**Text under study**
Install Elasticsearch 6.x on Ubuntu 18.04 (Bionic Beaver)

ComputingPost
2 min readNov 16, 2022

This guide will help you to install Elasticsearch 6.x on Ubuntu 18.04 LTS (Bionic Beaver) server. Elasticsearch is an open-source analytics and full-text search engine based on Lucene. It provides a distributed, multi-tenant capable architecture which enables you to store, search and analyze huge volumes of data faster from an HTTP web interface and schema-free JSON documents.

Follow the steps below to Install Elasticsearch 6.x on Ubuntu 18.04 LTS server.

Step 1: Import Elasticsearch GPG Key

The first step is to import Elasticsearch GPG Key which will trust elasticsearch packages downloaded from the upstream repository. Import the key by running the commands on your terminal.

sudo apt update

wget -qO - https://artifacts.elastic.co/GPG-KEY-elasticsearch | sudo apt-key add -

Step 2: Add Elasticsearch 6.x APT repository

Now that the GPG key has been imported, add the apt repository by running:

sudo apt -y install apt-transport-https

echo "deb https://artifacts.elastic.co/packages/oss-6.x/apt stable main" | sudo tee /etc/apt/sources.list.d/elastic-6.x.list

Step 3: Install OpenJDK

Elasticsearch is dependent on Java, you’ll need OpenJDK Java runtime environment installed to be able to run elasticsearch on your system.

sudo apt update

sudo apt install apt-transport-https default-jdk default-jre

Step 4: Install Elasticsearch 6.x on Ubuntu 18.04

Now run apt-get update then install elasticsearch package on your Ubuntu 18.04 server:

sudo apt update

sudo apt install elasticsearch-oss

After the installation, a default configuration file will be populated to /etc/elasticsearch/elasticsearch.ymlMost lines are commented out, edit the file to tweak and tune the configuration.

E.g, you can set the correct cluster name for your applications:

cluster.name: my-application

Note that the default minimum memory set for JVM is 2gb, if your server has small memory size, change this value:

sudo vim /etc/elasticsearch/jvm.options

Change:

-Xms2g

-Xmx2g

And set your values for minimum and maximum memory allocation. E.g to set values to 512mb of ram, use:

-Xms512m

-Xmx512m

Note that it is recommended to set the min and max JVM heap size to the same value. Xms represents the initial size of total heap space and Xmx represents the maximum size of total heap space.

**Given information**
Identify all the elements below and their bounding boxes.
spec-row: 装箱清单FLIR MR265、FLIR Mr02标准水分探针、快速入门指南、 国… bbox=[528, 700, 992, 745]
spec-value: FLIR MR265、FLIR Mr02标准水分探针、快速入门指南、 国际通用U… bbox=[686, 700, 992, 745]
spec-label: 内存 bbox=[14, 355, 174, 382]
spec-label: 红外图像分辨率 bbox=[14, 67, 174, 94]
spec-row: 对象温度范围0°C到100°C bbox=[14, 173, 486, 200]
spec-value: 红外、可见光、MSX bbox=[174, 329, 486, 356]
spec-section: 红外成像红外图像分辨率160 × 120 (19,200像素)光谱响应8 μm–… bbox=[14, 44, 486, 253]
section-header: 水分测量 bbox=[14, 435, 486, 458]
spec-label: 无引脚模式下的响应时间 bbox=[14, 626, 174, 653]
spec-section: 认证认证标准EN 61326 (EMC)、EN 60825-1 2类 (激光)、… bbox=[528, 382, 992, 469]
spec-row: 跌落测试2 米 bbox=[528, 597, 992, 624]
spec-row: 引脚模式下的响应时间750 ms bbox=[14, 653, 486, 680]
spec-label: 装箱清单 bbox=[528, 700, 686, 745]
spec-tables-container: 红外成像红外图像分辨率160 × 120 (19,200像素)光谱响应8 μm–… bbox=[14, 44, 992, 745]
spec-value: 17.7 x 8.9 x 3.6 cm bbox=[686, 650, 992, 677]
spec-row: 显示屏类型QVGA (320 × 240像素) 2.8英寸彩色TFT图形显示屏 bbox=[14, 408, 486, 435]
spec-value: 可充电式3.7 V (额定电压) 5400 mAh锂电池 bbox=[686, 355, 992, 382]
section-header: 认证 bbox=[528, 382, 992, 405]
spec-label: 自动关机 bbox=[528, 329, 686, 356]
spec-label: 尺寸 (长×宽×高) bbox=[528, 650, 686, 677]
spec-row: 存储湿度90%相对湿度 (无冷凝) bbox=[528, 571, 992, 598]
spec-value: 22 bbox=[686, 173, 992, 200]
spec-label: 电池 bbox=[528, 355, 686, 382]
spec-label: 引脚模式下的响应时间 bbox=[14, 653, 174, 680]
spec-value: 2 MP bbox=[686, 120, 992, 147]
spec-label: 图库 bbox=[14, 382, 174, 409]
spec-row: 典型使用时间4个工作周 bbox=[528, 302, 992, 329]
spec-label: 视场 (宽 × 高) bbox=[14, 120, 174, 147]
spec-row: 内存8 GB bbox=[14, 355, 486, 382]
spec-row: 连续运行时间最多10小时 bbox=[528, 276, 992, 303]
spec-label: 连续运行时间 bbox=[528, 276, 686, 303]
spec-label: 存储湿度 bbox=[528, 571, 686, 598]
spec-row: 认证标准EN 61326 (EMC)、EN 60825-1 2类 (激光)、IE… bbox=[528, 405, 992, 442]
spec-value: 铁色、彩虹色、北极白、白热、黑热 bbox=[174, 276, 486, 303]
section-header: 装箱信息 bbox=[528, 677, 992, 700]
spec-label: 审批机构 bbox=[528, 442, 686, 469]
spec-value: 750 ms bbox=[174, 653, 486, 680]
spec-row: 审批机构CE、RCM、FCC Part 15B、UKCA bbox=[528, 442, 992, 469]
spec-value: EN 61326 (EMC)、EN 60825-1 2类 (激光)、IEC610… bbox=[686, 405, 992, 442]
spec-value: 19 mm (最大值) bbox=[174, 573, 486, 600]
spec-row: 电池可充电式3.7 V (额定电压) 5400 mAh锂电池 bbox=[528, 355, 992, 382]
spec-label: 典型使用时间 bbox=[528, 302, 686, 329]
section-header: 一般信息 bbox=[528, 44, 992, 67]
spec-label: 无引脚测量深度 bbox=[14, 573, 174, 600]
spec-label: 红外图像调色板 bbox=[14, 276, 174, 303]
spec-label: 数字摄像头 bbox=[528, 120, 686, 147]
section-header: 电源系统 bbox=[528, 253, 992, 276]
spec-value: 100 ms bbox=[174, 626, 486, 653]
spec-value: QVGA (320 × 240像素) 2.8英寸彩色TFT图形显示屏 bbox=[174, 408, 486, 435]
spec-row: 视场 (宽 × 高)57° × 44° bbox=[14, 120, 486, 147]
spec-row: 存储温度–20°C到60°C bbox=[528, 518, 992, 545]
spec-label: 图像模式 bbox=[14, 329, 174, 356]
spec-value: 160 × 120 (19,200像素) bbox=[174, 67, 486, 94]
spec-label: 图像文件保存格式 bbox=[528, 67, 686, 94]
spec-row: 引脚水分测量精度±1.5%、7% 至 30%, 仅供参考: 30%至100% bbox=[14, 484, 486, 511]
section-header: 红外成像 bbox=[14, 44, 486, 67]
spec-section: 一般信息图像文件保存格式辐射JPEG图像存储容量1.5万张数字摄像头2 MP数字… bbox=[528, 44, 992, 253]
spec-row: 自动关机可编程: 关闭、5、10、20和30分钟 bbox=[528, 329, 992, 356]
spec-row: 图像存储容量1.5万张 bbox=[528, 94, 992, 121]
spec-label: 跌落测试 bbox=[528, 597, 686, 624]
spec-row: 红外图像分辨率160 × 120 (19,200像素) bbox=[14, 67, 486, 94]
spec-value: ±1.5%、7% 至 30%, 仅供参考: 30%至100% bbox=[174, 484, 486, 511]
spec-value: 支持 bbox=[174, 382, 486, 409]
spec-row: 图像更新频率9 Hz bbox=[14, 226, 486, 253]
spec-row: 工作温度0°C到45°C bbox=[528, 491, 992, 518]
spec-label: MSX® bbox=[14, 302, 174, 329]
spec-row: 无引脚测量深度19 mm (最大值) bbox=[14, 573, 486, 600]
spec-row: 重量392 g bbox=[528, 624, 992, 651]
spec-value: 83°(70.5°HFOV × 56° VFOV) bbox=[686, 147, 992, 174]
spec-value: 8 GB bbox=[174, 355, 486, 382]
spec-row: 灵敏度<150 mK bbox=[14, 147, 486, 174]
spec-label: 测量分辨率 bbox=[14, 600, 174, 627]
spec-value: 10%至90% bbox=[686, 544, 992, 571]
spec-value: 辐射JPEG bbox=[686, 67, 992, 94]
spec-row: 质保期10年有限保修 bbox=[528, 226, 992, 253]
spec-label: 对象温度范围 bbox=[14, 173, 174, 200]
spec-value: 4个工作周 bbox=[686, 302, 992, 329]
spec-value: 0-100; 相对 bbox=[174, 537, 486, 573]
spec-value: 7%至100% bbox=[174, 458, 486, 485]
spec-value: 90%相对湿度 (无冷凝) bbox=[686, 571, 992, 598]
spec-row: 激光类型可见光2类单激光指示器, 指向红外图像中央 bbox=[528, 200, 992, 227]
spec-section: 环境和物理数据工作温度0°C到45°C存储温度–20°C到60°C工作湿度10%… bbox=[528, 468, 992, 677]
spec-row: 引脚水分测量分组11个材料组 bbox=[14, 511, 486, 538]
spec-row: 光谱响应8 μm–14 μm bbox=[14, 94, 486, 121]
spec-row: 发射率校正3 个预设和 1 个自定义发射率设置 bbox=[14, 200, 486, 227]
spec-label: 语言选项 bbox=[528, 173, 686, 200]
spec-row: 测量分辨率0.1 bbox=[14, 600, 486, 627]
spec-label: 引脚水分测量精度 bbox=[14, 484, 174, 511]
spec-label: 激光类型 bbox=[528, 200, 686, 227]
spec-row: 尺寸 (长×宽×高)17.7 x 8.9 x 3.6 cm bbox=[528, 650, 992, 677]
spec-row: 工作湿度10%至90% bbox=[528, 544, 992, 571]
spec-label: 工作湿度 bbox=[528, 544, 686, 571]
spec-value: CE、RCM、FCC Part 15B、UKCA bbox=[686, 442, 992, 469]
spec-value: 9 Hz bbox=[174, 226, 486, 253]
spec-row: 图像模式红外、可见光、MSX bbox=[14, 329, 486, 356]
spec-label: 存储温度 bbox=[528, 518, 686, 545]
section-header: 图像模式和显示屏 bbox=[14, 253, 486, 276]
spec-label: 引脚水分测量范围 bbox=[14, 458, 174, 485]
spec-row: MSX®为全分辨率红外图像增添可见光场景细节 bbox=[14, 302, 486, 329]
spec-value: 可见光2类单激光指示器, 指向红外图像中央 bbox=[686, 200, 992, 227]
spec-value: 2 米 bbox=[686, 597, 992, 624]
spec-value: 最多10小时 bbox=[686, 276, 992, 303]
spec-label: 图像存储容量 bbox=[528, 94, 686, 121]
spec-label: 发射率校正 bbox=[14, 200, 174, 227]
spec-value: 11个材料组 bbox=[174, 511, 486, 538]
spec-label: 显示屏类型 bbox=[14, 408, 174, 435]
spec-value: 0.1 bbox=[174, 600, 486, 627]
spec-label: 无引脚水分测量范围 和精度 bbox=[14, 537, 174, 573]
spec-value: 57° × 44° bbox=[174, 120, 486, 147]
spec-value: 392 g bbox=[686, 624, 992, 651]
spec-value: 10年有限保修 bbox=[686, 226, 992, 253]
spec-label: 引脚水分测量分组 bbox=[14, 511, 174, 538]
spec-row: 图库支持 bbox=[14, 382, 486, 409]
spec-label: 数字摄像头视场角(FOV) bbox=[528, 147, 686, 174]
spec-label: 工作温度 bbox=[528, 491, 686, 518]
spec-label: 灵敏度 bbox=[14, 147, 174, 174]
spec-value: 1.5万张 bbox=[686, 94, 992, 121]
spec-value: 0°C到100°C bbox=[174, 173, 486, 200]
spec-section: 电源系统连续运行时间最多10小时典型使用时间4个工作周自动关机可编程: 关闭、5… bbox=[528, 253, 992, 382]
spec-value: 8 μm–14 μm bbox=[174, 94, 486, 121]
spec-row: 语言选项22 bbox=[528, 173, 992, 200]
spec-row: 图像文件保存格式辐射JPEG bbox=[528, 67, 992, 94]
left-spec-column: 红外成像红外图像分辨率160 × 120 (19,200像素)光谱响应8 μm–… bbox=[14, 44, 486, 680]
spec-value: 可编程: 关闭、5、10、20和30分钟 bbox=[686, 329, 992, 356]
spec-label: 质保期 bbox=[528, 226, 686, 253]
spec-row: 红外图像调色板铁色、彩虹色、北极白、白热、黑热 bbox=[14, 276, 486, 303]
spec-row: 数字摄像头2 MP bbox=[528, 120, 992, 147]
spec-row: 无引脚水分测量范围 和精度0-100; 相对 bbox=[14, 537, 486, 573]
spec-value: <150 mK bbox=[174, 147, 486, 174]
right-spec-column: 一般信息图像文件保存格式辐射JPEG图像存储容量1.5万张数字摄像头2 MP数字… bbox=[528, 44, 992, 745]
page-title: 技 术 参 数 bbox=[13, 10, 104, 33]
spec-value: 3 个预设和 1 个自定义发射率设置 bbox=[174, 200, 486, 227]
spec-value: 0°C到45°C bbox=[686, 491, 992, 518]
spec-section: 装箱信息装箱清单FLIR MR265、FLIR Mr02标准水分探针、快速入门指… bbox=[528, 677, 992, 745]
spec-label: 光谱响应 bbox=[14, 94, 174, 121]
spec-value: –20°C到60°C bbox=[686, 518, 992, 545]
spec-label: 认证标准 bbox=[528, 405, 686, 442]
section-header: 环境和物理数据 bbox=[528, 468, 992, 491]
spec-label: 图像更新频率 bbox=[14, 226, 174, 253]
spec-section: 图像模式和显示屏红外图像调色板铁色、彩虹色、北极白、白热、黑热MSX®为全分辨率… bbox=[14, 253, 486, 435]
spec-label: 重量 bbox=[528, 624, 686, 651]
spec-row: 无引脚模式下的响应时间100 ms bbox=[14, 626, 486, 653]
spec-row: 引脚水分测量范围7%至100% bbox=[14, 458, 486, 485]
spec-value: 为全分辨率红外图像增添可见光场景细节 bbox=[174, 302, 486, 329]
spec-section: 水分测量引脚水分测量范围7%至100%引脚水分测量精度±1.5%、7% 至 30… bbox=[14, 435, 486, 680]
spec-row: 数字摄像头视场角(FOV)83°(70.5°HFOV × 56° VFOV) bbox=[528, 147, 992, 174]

**Required work**
a. In the Elasticsearch install guide, transcribe everything from "Step 4: Install" down to "tune the configuration.".
b. In the Elasticsearch install guide, rewrite the paragraph beginning "This guide will help you to install" as a short bulleted list that keeps its main facts.
c. According to the Elasticsearch install guide, why must OpenJDK be installed? Answer in one to three sentences.

**Answers for this exercise**
a.
Step 4: Install Elasticsearch 6.x on Ubuntu 18.04

Now run apt-get update then install elasticsearch package on your Ubuntu 18.04 server:

sudo apt update

sudo apt install elasticsearch-oss

After the installation, a default configuration file will be populated to /etc/elasticsearch/elasticsearch.ymlMost lines are commented out, edit the file to tweak and tune the configuration.

b.
- The guide covers installing Elasticsearch 6.x on an Ubuntu 18.04 LTS (Bionic Beaver) server.
- Elasticsearch is an open-source analytics and full-text search engine based on Lucene.
- Its architecture is distributed and multi-tenant capable.
- It lets you store, search and analyze huge volumes of data faster.
- It does this from an HTTP web interface and schema-free JSON documents.

c. Elasticsearch depends on Java. The OpenJDK Java runtime environment has to be installed before Elasticsearch can run on the system.